→ **Problem statement**
Every line must be returned precisely as it is written.

--- START Records provided ---

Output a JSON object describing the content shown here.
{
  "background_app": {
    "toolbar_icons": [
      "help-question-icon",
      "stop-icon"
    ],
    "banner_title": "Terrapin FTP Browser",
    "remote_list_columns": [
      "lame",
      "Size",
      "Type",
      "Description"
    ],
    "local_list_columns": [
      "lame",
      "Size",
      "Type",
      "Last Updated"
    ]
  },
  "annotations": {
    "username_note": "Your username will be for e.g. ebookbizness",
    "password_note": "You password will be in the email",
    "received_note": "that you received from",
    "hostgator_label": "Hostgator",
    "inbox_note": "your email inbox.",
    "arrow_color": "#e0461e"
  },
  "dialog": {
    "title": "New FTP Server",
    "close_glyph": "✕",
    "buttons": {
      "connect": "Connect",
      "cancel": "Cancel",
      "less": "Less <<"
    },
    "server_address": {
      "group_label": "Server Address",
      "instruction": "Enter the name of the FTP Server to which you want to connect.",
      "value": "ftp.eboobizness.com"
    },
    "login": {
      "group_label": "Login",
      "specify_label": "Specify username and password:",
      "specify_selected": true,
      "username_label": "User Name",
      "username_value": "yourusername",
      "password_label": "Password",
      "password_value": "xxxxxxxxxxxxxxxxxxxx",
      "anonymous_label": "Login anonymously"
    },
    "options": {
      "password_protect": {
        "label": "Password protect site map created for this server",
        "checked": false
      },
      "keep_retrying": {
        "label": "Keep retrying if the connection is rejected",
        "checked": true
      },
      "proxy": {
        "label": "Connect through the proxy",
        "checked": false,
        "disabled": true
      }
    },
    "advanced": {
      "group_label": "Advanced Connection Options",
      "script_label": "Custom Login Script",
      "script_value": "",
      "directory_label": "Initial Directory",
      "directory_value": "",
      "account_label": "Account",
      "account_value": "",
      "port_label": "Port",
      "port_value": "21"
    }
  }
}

--- END Records provided ---

→ **Written solution**
Output a JSON object describing the content shown here.
{
  "background_app": {
    "toolbar_icons": [
      "help-question-icon",
      "stop-icon"
    ],
    "banner_title": "Terrapin FTP Browser",
    "remote_list_columns": [
      "lame",
      "Size",
      "Type",
      "Description"
    ],
    "local_list_columns": [
      "lame",
      "Size",
      "Type",
      "Last Updated"
    ]
  },
  "annotations": {
    "username_note": "Your username will be for e.g. ebookbizness",
    "password_note": "You password will be in the email",
    "received_note": "that you received from",
    "hostgator_label": "Hostgator",
    "inbox_note": "your email inbox.",
    "arrow_color": "#e0461e"
  },
  "dialog": {
    "title": "New FTP Server",
    "close_glyph": "✕",
    "buttons": {
      "connect": "Connect",
      "cancel": "Cancel",
      "less": "Less <<"
    },
    "server_address": {
      "group_label": "Server Address",
      "instruction": "Enter the name of the FTP Server to which you want to connect.",
      "value": "ftp.eboobizness.com"
    },
    "login": {
      "group_label": "Login",
      "specify_label": "Specify username and password:",
      "specify_selected": true,
      "username_label": "User Name",
      "username_value": "yourusername",
      "password_label": "Password",
      "password_value": "xxxxxxxxxxxxxxxxxxxx",
      "anonymous_label": "Login anonymously"
    },
    "options": {
      "password_protect": {
        "label": "Password protect site map created for this server",
        "checked": false
      },
      "keep_retrying": {
        "label": "Keep retrying if the connection is rejected",
        "checked": true
      },
      "proxy": {
        "label": "Connect through the proxy",
        "checked": false,
        "disabled": true
      }
    },
    "advanced": {
      "group_label": "Advanced Connection Options",
      "script_label": "Custom Login Script",
      "script_value": "",
      "directory_label": "Initial Directory",
      "directory_value": "",
      "account_label": "Account",
      "account_value": "",
      "port_label": "Port",
      "port_value": "21"
    }
  }
}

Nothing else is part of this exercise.